_Given exercise_
Copy the listing below line for line, changing nothing, and omit the pictures from your copy.
[start Records provided]
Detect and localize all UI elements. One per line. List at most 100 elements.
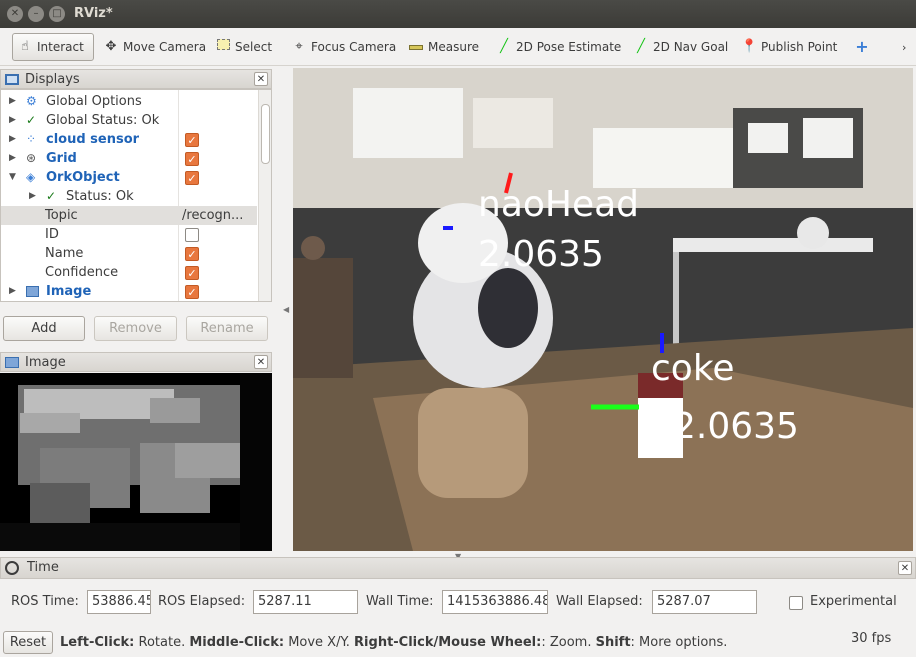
minimize-icon[interactable]: –: [28, 6, 44, 22]
monitor-icon: [5, 73, 19, 85]
toolbar: ☝ Interact ✥ Move Camera Select ⌖ Focus …: [0, 28, 916, 66]
tree-row-image[interactable]: ▶ Image ✓: [1, 282, 257, 301]
pose-estimate-tool-button[interactable]: ╱ 2D Pose Estimate: [492, 33, 625, 61]
tool-label: Focus Camera: [311, 40, 397, 54]
tree-row-status[interactable]: ▶ ✓ Status: Ok: [1, 187, 257, 206]
measure-icon: [408, 39, 424, 55]
expand-arrow-icon[interactable]: ▶: [9, 92, 19, 111]
tree-row-orkobject[interactable]: ▼ ◈ OrkObject ✓: [1, 168, 257, 187]
close-icon[interactable]: ✕: [7, 6, 23, 22]
ros-time-label: ROS Time:: [11, 594, 79, 609]
help-desc: Rotate.: [138, 635, 186, 650]
ros-elapsed-field[interactable]: 5287.11: [253, 590, 358, 614]
interact-icon: ☝: [21, 39, 29, 54]
tree-row-global-options[interactable]: ▶ ⚙ Global Options: [1, 92, 257, 111]
object-name-label: naoHead: [478, 184, 639, 225]
time-panel-title: Time: [27, 560, 59, 575]
fps-readout: 30 fps: [851, 631, 892, 646]
select-icon: [215, 39, 231, 55]
move-camera-icon: ✥: [105, 39, 117, 54]
publish-point-tool-button[interactable]: 📍 Publish Point: [737, 33, 841, 61]
tool-label: Measure: [428, 40, 479, 54]
displays-scrollbar[interactable]: [258, 90, 271, 301]
measure-tool-button[interactable]: Measure: [404, 33, 483, 61]
expand-arrow-icon[interactable]: ▶: [9, 149, 19, 168]
tree-row-global-status[interactable]: ▶ ✓ Global Status: Ok: [1, 111, 257, 130]
name-checkbox[interactable]: ✓: [185, 247, 199, 261]
tool-label: Select: [235, 40, 273, 54]
object-name-label: coke: [651, 348, 735, 389]
tree-row-cloud-sensor[interactable]: ▶ ⁘ cloud sensor ✓: [1, 130, 257, 149]
vertical-splitter-handle[interactable]: ◀: [283, 305, 289, 314]
tree-row-grid[interactable]: ▶ ⊛ Grid ✓: [1, 149, 257, 168]
expand-arrow-icon[interactable]: ▶: [9, 111, 19, 130]
displays-panel-header: Displays ✕: [0, 69, 272, 89]
tree-row-id[interactable]: ID: [1, 225, 257, 244]
point-cloud-icon: ⁘: [26, 132, 37, 146]
help-key: Right-Click/Mouse Wheel:: [354, 635, 542, 650]
render-viewport[interactable]: naoHead 2.0635 coke 2.0635: [293, 68, 913, 551]
help-desc: Move X/Y.: [288, 635, 350, 650]
add-button[interactable]: Add: [3, 316, 85, 341]
confidence-checkbox[interactable]: ✓: [185, 266, 199, 280]
select-tool-button[interactable]: Select: [211, 33, 276, 61]
row-label: Name: [45, 246, 84, 261]
chevron-right-icon: ›: [902, 40, 907, 54]
scrollbar-thumb[interactable]: [261, 104, 270, 164]
object-score-label: 2.0635: [673, 406, 799, 447]
object-score-label: 2.0635: [478, 234, 604, 275]
maximize-icon[interactable]: □: [49, 6, 65, 22]
row-label: Status: Ok: [66, 189, 134, 204]
collapse-arrow-icon[interactable]: ▼: [9, 168, 19, 187]
enable-checkbox[interactable]: ✓: [185, 171, 199, 185]
object-icon: ◈: [26, 170, 36, 184]
expand-arrow-icon[interactable]: ▶: [9, 130, 19, 149]
camera-image-view[interactable]: [0, 373, 272, 551]
depth-image: [0, 373, 272, 551]
toolbar-overflow-button[interactable]: ›: [898, 33, 910, 61]
remove-button[interactable]: Remove: [94, 316, 177, 341]
close-panel-icon[interactable]: ✕: [898, 561, 912, 575]
help-key: Middle-Click:: [189, 635, 285, 650]
tool-label: Interact: [37, 40, 84, 54]
displays-tree: ▶ ⚙ Global Options ▶ ✓ Global Status: Ok…: [0, 89, 272, 302]
id-checkbox[interactable]: [185, 228, 199, 242]
tool-label: 2D Pose Estimate: [516, 40, 622, 54]
expand-arrow-icon[interactable]: ▶: [9, 282, 19, 301]
experimental-checkbox[interactable]: [789, 596, 803, 610]
interact-tool-button[interactable]: ☝ Interact: [12, 33, 94, 61]
focus-camera-tool-button[interactable]: ⌖ Focus Camera: [287, 33, 400, 61]
wall-time-field[interactable]: 1415363886.48: [442, 590, 548, 614]
tree-row-name[interactable]: Name ✓: [1, 244, 257, 263]
reset-button[interactable]: Reset: [3, 631, 53, 654]
image-icon: [5, 356, 19, 368]
tree-row-confidence[interactable]: Confidence ✓: [1, 263, 257, 282]
close-panel-icon[interactable]: ✕: [254, 355, 268, 369]
close-panel-icon[interactable]: ✕: [254, 72, 268, 86]
title-bar: ✕ – □ RViz*: [0, 0, 916, 28]
help-desc: : Zoom.: [541, 635, 592, 650]
expand-arrow-icon[interactable]: ▶: [29, 187, 39, 206]
enable-checkbox[interactable]: ✓: [185, 285, 199, 299]
rename-button[interactable]: Rename: [186, 316, 268, 341]
ros-elapsed-label: ROS Elapsed:: [158, 594, 246, 609]
wall-elapsed-field[interactable]: 5287.07: [652, 590, 757, 614]
tool-label: 2D Nav Goal: [653, 40, 729, 54]
row-label: Global Options: [46, 94, 142, 109]
window-title: RViz*: [74, 6, 113, 21]
enable-checkbox[interactable]: ✓: [185, 133, 199, 147]
topic-value[interactable]: /recogn...: [182, 206, 243, 225]
add-tool-button[interactable]: +: [850, 33, 874, 61]
publish-point-icon: 📍: [741, 39, 758, 54]
enable-checkbox[interactable]: ✓: [185, 152, 199, 166]
wall-elapsed-label: Wall Elapsed:: [556, 594, 643, 609]
row-label: ID: [45, 227, 59, 242]
tree-row-topic[interactable]: Topic /recogn...: [1, 206, 257, 225]
experimental-label: Experimental: [810, 594, 897, 609]
tool-label: Move Camera: [123, 40, 207, 54]
nav-goal-tool-button[interactable]: ╱ 2D Nav Goal: [629, 33, 732, 61]
move-camera-tool-button[interactable]: ✥ Move Camera: [99, 33, 210, 61]
help-text: Left-Click: Rotate. Middle-Click: Move X…: [60, 635, 727, 650]
ros-time-field[interactable]: 53886.45: [87, 590, 151, 614]
status-bar: Reset Left-Click: Rotate. Middle-Click: …: [0, 628, 916, 657]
[end Records provided]
_Answer to the problem_
Detect and localize all UI elements. One per line. List at most 100 elements.
minimize-icon[interactable]: –: [28, 6, 44, 22]
monitor-icon: [5, 73, 19, 85]
toolbar: ☝ Interact ✥ Move Camera Select ⌖ Focus …: [0, 28, 916, 66]
tree-row-image[interactable]: ▶ Image ✓: [1, 282, 257, 301]
pose-estimate-tool-button[interactable]: ╱ 2D Pose Estimate: [492, 33, 625, 61]
tool-label: Focus Camera: [311, 40, 397, 54]
tree-row-status[interactable]: ▶ ✓ Status: Ok: [1, 187, 257, 206]
measure-icon: [408, 39, 424, 55]
expand-arrow-icon[interactable]: ▶: [9, 92, 19, 111]
tree-row-orkobject[interactable]: ▼ ◈ OrkObject ✓: [1, 168, 257, 187]
close-icon[interactable]: ✕: [7, 6, 23, 22]
ros-time-label: ROS Time:: [11, 594, 79, 609]
help-desc: Rotate.: [138, 635, 186, 650]
ros-elapsed-field[interactable]: 5287.11: [253, 590, 358, 614]
interact-icon: ☝: [21, 39, 29, 54]
tree-row-global-options[interactable]: ▶ ⚙ Global Options: [1, 92, 257, 111]
object-name-label: naoHead: [478, 184, 639, 225]
time-panel-title: Time: [27, 560, 59, 575]
fps-readout: 30 fps: [851, 631, 892, 646]
select-icon: [215, 39, 231, 55]
move-camera-icon: ✥: [105, 39, 117, 54]
publish-point-tool-button[interactable]: 📍 Publish Point: [737, 33, 841, 61]
tool-label: Measure: [428, 40, 479, 54]
displays-scrollbar[interactable]: [258, 90, 271, 301]
measure-tool-button[interactable]: Measure: [404, 33, 483, 61]
expand-arrow-icon[interactable]: ▶: [9, 149, 19, 168]
tree-row-global-status[interactable]: ▶ ✓ Global Status: Ok: [1, 111, 257, 130]
name-checkbox[interactable]: ✓: [185, 247, 199, 261]
tool-label: Select: [235, 40, 273, 54]
object-name-label: coke: [651, 348, 735, 389]
tree-row-cloud-sensor[interactable]: ▶ ⁘ cloud sensor ✓: [1, 130, 257, 149]
vertical-splitter-handle[interactable]: ◀: [283, 305, 289, 314]
tree-row-grid[interactable]: ▶ ⊛ Grid ✓: [1, 149, 257, 168]
expand-arrow-icon[interactable]: ▶: [9, 111, 19, 130]
displays-panel-header: Displays ✕: [0, 69, 272, 89]
tree-row-id[interactable]: ID: [1, 225, 257, 244]
point-cloud-icon: ⁘: [26, 132, 37, 146]
help-key: Right-Click/Mouse Wheel:: [354, 635, 542, 650]
render-viewport[interactable]: naoHead 2.0635 coke 2.0635: [293, 68, 913, 551]
help-desc: Move X/Y.: [288, 635, 350, 650]
add-button[interactable]: Add: [3, 316, 85, 341]
confidence-checkbox[interactable]: ✓: [185, 266, 199, 280]
select-tool-button[interactable]: Select: [211, 33, 276, 61]
row-label: Name: [45, 246, 84, 261]
chevron-right-icon: ›: [902, 40, 907, 54]
scrollbar-thumb[interactable]: [261, 104, 270, 164]
object-score-label: 2.0635: [673, 406, 799, 447]
object-score-label: 2.0635: [478, 234, 604, 275]
maximize-icon[interactable]: □: [49, 6, 65, 22]
row-label: Status: Ok: [66, 189, 134, 204]
collapse-arrow-icon[interactable]: ▼: [9, 168, 19, 187]
enable-checkbox[interactable]: ✓: [185, 171, 199, 185]
object-icon: ◈: [26, 170, 36, 184]
expand-arrow-icon[interactable]: ▶: [9, 130, 19, 149]
camera-image-view[interactable]: [0, 373, 272, 551]
depth-image: [0, 373, 272, 551]
toolbar-overflow-button[interactable]: ›: [898, 33, 910, 61]
remove-button[interactable]: Remove: [94, 316, 177, 341]
close-panel-icon[interactable]: ✕: [898, 561, 912, 575]
help-key: Middle-Click:: [189, 635, 285, 650]
tool-label: Interact: [37, 40, 84, 54]
displays-tree: ▶ ⚙ Global Options ▶ ✓ Global Status: Ok…: [0, 89, 272, 302]
id-checkbox[interactable]: [185, 228, 199, 242]
tool-label: 2D Pose Estimate: [516, 40, 622, 54]
expand-arrow-icon[interactable]: ▶: [9, 282, 19, 301]
experimental-checkbox[interactable]: [789, 596, 803, 610]
interact-tool-button[interactable]: ☝ Interact: [12, 33, 94, 61]
focus-camera-tool-button[interactable]: ⌖ Focus Camera: [287, 33, 400, 61]
wall-time-field[interactable]: 1415363886.48: [442, 590, 548, 614]
tree-row-name[interactable]: Name ✓: [1, 244, 257, 263]
reset-button[interactable]: Reset: [3, 631, 53, 654]
image-icon: [5, 356, 19, 368]
tree-row-confidence[interactable]: Confidence ✓: [1, 263, 257, 282]
close-panel-icon[interactable]: ✕: [254, 355, 268, 369]
close-panel-icon[interactable]: ✕: [254, 72, 268, 86]
title-bar: ✕ – □ RViz*: [0, 0, 916, 28]
help-desc: : Zoom.: [541, 635, 592, 650]
expand-arrow-icon[interactable]: ▶: [29, 187, 39, 206]
enable-checkbox[interactable]: ✓: [185, 285, 199, 299]
rename-button[interactable]: Rename: [186, 316, 268, 341]
ros-elapsed-label: ROS Elapsed:: [158, 594, 246, 609]
wall-elapsed-field[interactable]: 5287.07: [652, 590, 757, 614]
tool-label: 2D Nav Goal: [653, 40, 729, 54]
row-label: Global Options: [46, 94, 142, 109]
window-title: RViz*: [74, 6, 113, 21]
enable-checkbox[interactable]: ✓: [185, 133, 199, 147]
topic-value[interactable]: /recogn...: [182, 206, 243, 225]
add-tool-button[interactable]: +: [850, 33, 874, 61]
publish-point-icon: 📍: [741, 39, 758, 54]
enable-checkbox[interactable]: ✓: [185, 152, 199, 166]
wall-elapsed-label: Wall Elapsed:: [556, 594, 643, 609]
row-label: ID: [45, 227, 59, 242]
tree-row-topic[interactable]: Topic /recogn...: [1, 206, 257, 225]
experimental-label: Experimental: [810, 594, 897, 609]
tool-label: Move Camera: [123, 40, 207, 54]
nav-goal-tool-button[interactable]: ╱ 2D Nav Goal: [629, 33, 732, 61]
move-camera-tool-button[interactable]: ✥ Move Camera: [99, 33, 210, 61]
help-text: Left-Click: Rotate. Middle-Click: Move X…: [60, 635, 727, 650]
ros-time-field[interactable]: 53886.45: [87, 590, 151, 614]
status-bar: Reset Left-Click: Rotate. Middle-Click: …: [0, 628, 916, 657]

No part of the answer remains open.